- Exercise goal
In the records that follow, show each line where the word "Give" is present.

--- START OF Exercise data ---

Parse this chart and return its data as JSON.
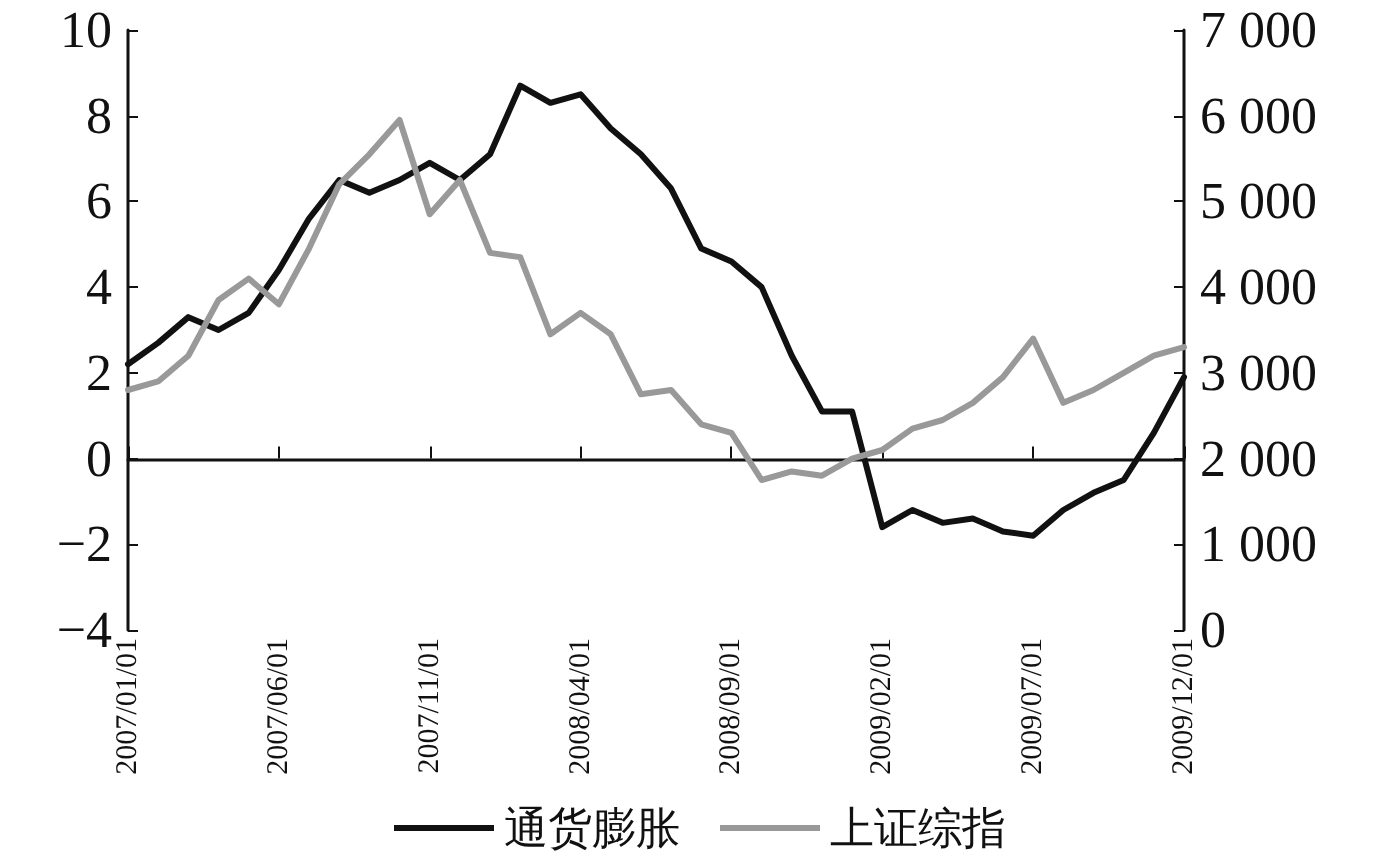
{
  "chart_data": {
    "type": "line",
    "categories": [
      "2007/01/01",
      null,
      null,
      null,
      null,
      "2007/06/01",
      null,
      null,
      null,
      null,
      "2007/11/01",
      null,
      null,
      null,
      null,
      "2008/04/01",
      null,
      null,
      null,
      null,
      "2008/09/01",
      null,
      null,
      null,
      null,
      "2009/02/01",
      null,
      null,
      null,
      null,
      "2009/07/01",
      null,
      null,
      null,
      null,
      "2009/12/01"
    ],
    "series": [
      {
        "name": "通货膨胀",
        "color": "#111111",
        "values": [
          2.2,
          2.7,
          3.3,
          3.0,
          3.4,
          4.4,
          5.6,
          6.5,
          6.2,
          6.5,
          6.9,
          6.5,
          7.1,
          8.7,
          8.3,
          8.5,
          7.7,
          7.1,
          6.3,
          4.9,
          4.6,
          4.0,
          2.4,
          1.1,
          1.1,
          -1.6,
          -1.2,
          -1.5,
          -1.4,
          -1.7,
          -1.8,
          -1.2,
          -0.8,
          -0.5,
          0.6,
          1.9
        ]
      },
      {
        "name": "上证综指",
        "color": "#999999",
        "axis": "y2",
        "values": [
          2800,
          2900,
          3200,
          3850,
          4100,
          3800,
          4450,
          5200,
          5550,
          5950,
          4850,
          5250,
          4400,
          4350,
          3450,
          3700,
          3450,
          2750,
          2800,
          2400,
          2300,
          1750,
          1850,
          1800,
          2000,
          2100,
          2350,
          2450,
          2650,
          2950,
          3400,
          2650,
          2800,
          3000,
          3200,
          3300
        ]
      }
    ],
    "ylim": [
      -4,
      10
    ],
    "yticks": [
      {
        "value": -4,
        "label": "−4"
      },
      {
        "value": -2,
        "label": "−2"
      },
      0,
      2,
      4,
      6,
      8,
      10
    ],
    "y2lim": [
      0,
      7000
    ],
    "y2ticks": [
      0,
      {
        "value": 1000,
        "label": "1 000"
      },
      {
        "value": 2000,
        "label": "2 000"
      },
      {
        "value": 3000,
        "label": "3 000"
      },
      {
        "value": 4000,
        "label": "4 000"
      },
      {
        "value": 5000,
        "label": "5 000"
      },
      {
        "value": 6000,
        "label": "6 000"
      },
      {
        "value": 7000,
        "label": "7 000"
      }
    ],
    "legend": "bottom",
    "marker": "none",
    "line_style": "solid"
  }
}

--- END OF Exercise data ---
--- START OF Exercise data ---

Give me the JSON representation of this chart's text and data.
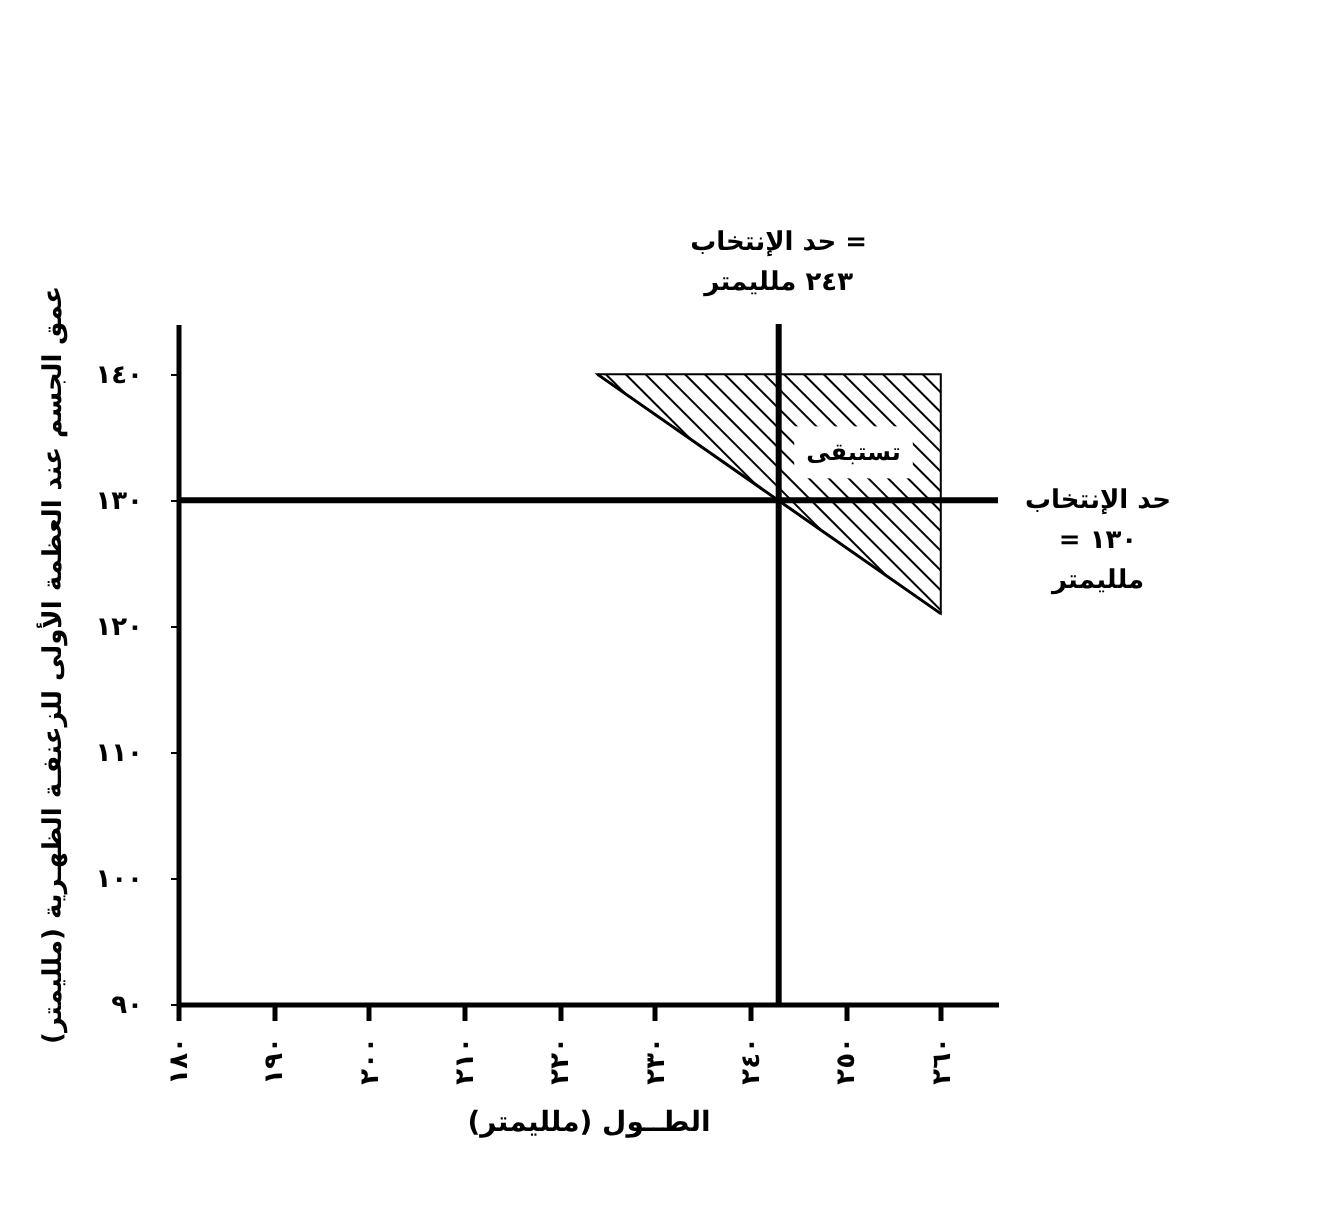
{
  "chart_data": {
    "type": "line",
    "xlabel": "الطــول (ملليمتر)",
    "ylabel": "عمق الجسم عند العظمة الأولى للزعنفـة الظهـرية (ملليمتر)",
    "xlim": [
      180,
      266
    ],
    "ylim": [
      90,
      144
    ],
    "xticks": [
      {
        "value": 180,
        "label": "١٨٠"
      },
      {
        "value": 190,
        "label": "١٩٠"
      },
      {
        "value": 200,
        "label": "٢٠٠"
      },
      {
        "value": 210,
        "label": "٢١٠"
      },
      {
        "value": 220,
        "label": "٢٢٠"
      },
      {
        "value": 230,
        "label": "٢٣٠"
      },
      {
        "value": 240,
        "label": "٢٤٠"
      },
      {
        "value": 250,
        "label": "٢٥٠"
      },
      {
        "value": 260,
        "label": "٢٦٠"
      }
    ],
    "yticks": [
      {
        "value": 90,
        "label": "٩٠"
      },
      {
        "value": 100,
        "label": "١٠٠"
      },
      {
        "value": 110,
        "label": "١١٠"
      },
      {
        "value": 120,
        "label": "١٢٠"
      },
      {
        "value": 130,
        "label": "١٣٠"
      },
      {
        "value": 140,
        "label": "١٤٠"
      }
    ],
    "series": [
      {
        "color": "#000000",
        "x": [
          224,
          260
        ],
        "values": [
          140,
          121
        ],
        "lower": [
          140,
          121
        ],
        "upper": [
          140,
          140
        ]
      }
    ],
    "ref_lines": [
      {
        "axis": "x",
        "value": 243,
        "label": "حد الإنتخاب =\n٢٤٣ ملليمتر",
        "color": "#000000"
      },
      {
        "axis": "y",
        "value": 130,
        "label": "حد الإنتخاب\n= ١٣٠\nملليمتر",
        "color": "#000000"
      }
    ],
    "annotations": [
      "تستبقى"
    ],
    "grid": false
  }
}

--- END OF Exercise data ---
--- START OF Exercise data ---

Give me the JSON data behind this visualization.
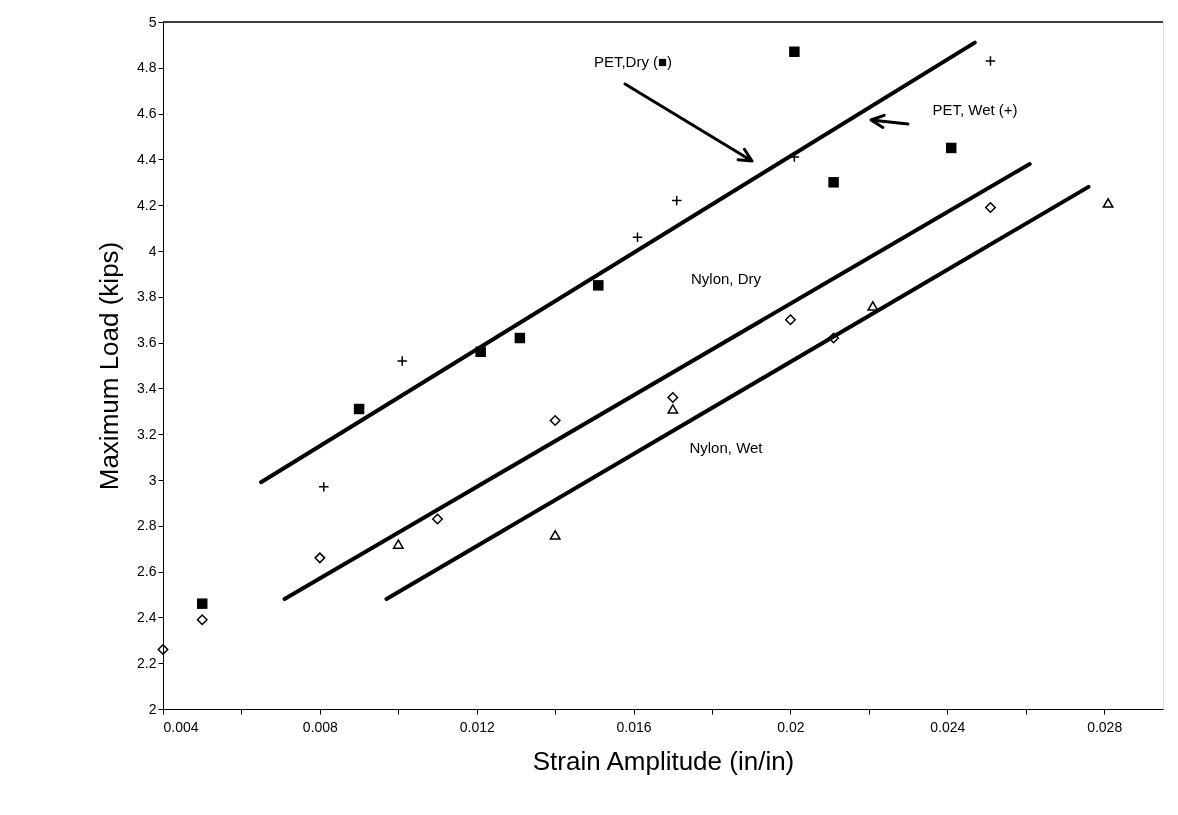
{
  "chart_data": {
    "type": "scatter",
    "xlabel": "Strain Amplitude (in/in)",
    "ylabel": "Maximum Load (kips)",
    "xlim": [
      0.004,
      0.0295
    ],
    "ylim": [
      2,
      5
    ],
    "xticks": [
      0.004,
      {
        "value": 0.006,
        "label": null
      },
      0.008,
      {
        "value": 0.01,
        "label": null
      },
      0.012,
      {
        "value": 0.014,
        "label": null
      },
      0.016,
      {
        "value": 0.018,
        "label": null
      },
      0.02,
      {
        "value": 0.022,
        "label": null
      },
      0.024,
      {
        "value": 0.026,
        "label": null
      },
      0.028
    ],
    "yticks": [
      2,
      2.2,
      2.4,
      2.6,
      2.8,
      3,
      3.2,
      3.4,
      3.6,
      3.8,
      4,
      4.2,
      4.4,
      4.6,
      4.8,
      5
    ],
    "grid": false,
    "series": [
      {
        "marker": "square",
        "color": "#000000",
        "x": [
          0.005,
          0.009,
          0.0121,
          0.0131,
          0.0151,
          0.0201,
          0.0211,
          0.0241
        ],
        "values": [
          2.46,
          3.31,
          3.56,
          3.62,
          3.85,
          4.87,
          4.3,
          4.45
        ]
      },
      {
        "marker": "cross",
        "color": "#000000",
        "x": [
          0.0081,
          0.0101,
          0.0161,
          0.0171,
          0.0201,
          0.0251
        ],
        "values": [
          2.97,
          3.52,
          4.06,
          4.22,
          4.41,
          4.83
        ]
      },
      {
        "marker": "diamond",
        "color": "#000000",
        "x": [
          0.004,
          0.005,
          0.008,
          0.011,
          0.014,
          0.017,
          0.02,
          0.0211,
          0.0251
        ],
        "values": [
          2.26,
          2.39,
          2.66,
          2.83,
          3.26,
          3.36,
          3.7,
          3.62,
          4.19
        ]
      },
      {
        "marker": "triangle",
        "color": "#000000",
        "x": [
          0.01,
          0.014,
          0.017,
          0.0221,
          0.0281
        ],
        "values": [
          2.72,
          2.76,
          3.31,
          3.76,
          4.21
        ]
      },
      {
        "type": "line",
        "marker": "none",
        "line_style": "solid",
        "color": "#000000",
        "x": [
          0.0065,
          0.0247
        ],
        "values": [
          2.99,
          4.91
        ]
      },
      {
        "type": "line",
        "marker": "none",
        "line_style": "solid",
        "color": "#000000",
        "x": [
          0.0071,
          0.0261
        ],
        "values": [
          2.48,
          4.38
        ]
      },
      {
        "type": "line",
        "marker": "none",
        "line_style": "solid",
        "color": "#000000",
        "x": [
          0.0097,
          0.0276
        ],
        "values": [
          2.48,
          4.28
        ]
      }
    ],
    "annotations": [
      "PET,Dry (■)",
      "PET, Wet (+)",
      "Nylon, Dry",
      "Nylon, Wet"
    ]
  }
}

--- END OF Exercise data ---

- The completed task
Give me the JSON representation of this chart's text and data.
Give me the JSON data behind this visualization.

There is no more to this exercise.